### WHAT YOU SHOULD DO
Output the data below in full, byte for byte. Nothing may differ.

### INPUT ROWS
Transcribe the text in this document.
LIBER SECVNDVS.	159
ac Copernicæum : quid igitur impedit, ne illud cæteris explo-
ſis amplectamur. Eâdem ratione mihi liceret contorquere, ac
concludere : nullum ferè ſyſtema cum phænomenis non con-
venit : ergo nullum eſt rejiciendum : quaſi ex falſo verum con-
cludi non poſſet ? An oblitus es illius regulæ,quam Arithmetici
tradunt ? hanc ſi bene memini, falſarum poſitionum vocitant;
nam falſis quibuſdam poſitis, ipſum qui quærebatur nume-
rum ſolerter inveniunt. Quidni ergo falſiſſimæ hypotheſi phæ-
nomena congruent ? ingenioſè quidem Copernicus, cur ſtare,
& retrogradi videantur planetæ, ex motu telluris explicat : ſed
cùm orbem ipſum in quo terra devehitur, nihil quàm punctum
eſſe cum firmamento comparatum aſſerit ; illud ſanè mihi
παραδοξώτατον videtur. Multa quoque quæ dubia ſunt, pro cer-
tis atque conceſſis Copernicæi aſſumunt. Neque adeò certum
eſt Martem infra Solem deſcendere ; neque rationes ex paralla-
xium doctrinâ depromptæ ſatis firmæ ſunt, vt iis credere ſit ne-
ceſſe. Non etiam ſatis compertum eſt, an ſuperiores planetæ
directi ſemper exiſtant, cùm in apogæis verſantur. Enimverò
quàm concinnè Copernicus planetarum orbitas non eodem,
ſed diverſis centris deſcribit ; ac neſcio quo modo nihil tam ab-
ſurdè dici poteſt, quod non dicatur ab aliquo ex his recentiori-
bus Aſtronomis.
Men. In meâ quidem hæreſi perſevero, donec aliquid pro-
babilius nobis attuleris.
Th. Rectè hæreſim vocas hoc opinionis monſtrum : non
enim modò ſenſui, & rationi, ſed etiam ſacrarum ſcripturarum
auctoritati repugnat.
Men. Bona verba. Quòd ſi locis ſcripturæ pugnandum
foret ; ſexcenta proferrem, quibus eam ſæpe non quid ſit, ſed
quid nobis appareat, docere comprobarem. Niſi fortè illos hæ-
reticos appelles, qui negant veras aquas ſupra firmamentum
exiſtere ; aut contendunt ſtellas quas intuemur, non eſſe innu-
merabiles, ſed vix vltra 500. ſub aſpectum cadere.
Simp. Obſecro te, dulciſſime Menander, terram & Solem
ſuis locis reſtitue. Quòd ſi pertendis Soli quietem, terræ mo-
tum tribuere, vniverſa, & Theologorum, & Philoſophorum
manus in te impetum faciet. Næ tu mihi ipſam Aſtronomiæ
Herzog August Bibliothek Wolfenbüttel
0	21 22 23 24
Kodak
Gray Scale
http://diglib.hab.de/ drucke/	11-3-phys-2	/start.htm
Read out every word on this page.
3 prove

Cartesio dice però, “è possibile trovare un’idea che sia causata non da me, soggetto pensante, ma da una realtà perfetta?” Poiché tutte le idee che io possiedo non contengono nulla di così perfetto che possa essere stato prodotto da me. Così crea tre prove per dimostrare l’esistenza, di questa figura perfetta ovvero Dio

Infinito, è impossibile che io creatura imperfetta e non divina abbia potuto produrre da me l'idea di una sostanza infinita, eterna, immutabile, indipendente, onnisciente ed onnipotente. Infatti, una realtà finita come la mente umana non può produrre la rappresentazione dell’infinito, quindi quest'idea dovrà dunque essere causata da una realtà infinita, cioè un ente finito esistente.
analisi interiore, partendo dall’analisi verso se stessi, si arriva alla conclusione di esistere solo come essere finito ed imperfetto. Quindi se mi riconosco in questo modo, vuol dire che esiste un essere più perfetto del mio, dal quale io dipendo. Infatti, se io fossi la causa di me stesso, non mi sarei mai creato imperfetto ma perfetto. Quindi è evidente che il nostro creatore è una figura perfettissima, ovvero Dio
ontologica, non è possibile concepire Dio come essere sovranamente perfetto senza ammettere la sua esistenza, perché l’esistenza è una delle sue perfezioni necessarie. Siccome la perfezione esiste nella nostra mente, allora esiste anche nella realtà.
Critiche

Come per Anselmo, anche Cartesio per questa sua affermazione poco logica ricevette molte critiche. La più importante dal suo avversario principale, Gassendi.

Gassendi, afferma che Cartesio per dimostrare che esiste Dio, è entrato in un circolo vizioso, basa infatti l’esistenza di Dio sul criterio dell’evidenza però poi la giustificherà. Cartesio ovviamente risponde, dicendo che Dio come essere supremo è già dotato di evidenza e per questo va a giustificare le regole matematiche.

### ANSWER TO THE PROBLEM
Transcribe the text in this document.
LIBER SECVNDVS.	159
ac Copernicæum : quid igitur impedit, ne illud cæteris explo-
ſis amplectamur. Eâdem ratione mihi liceret contorquere, ac
concludere : nullum ferè ſyſtema cum phænomenis non con-
venit : ergo nullum eſt rejiciendum : quaſi ex falſo verum con-
cludi non poſſet ? An oblitus es illius regulæ,quam Arithmetici
tradunt ? hanc ſi bene memini, falſarum poſitionum vocitant;
nam falſis quibuſdam poſitis, ipſum qui quærebatur nume-
rum ſolerter inveniunt. Quidni ergo falſiſſimæ hypotheſi phæ-
nomena congruent ? ingenioſè quidem Copernicus, cur ſtare,
& retrogradi videantur planetæ, ex motu telluris explicat : ſed
cùm orbem ipſum in quo terra devehitur, nihil quàm punctum
eſſe cum firmamento comparatum aſſerit ; illud ſanè mihi
παραδοξώτατον videtur. Multa quoque quæ dubia ſunt, pro cer-
tis atque conceſſis Copernicæi aſſumunt. Neque adeò certum
eſt Martem infra Solem deſcendere ; neque rationes ex paralla-
xium doctrinâ depromptæ ſatis firmæ ſunt, vt iis credere ſit ne-
ceſſe. Non etiam ſatis compertum eſt, an ſuperiores planetæ
directi ſemper exiſtant, cùm in apogæis verſantur. Enimverò
quàm concinnè Copernicus planetarum orbitas non eodem,
ſed diverſis centris deſcribit ; ac neſcio quo modo nihil tam ab-
ſurdè dici poteſt, quod non dicatur ab aliquo ex his recentiori-
bus Aſtronomis.
Men. In meâ quidem hæreſi perſevero, donec aliquid pro-
babilius nobis attuleris.
Th. Rectè hæreſim vocas hoc opinionis monſtrum : non
enim modò ſenſui, & rationi, ſed etiam ſacrarum ſcripturarum
auctoritati repugnat.
Men. Bona verba. Quòd ſi locis ſcripturæ pugnandum
foret ; ſexcenta proferrem, quibus eam ſæpe non quid ſit, ſed
quid nobis appareat, docere comprobarem. Niſi fortè illos hæ-
reticos appelles, qui negant veras aquas ſupra firmamentum
exiſtere ; aut contendunt ſtellas quas intuemur, non eſſe innu-
merabiles, ſed vix vltra 500. ſub aſpectum cadere.
Simp. Obſecro te, dulciſſime Menander, terram & Solem
ſuis locis reſtitue. Quòd ſi pertendis Soli quietem, terræ mo-
tum tribuere, vniverſa, & Theologorum, & Philoſophorum
manus in te impetum faciet. Næ tu mihi ipſam Aſtronomiæ
Herzog August Bibliothek Wolfenbüttel
0	21 22 23 24
Kodak
Gray Scale
http://diglib.hab.de/ drucke/	11-3-phys-2	/start.htm
Read out every word on this page.
3 prove

Cartesio dice però, “è possibile trovare un’idea che sia causata non da me, soggetto pensante, ma da una realtà perfetta?” Poiché tutte le idee che io possiedo non contengono nulla di così perfetto che possa essere stato prodotto da me. Così crea tre prove per dimostrare l’esistenza, di questa figura perfetta ovvero Dio

Infinito, è impossibile che io creatura imperfetta e non divina abbia potuto produrre da me l'idea di una sostanza infinita, eterna, immutabile, indipendente, onnisciente ed onnipotente. Infatti, una realtà finita come la mente umana non può produrre la rappresentazione dell’infinito, quindi quest'idea dovrà dunque essere causata da una realtà infinita, cioè un ente finito esistente.
analisi interiore, partendo dall’analisi verso se stessi, si arriva alla conclusione di esistere solo come essere finito ed imperfetto. Quindi se mi riconosco in questo modo, vuol dire che esiste un essere più perfetto del mio, dal quale io dipendo. Infatti, se io fossi la causa di me stesso, non mi sarei mai creato imperfetto ma perfetto. Quindi è evidente che il nostro creatore è una figura perfettissima, ovvero Dio
ontologica, non è possibile concepire Dio come essere sovranamente perfetto senza ammettere la sua esistenza, perché l’esistenza è una delle sue perfezioni necessarie. Siccome la perfezione esiste nella nostra mente, allora esiste anche nella realtà.
Critiche

Come per Anselmo, anche Cartesio per questa sua affermazione poco logica ricevette molte critiche. La più importante dal suo avversario principale, Gassendi.

Gassendi, afferma che Cartesio per dimostrare che esiste Dio, è entrato in un circolo vizioso, basa infatti l’esistenza di Dio sul criterio dell’evidenza però poi la giustificherà. Cartesio ovviamente risponde, dicendo che Dio come essere supremo è già dotato di evidenza e per questo va a giustificare le regole matematiche.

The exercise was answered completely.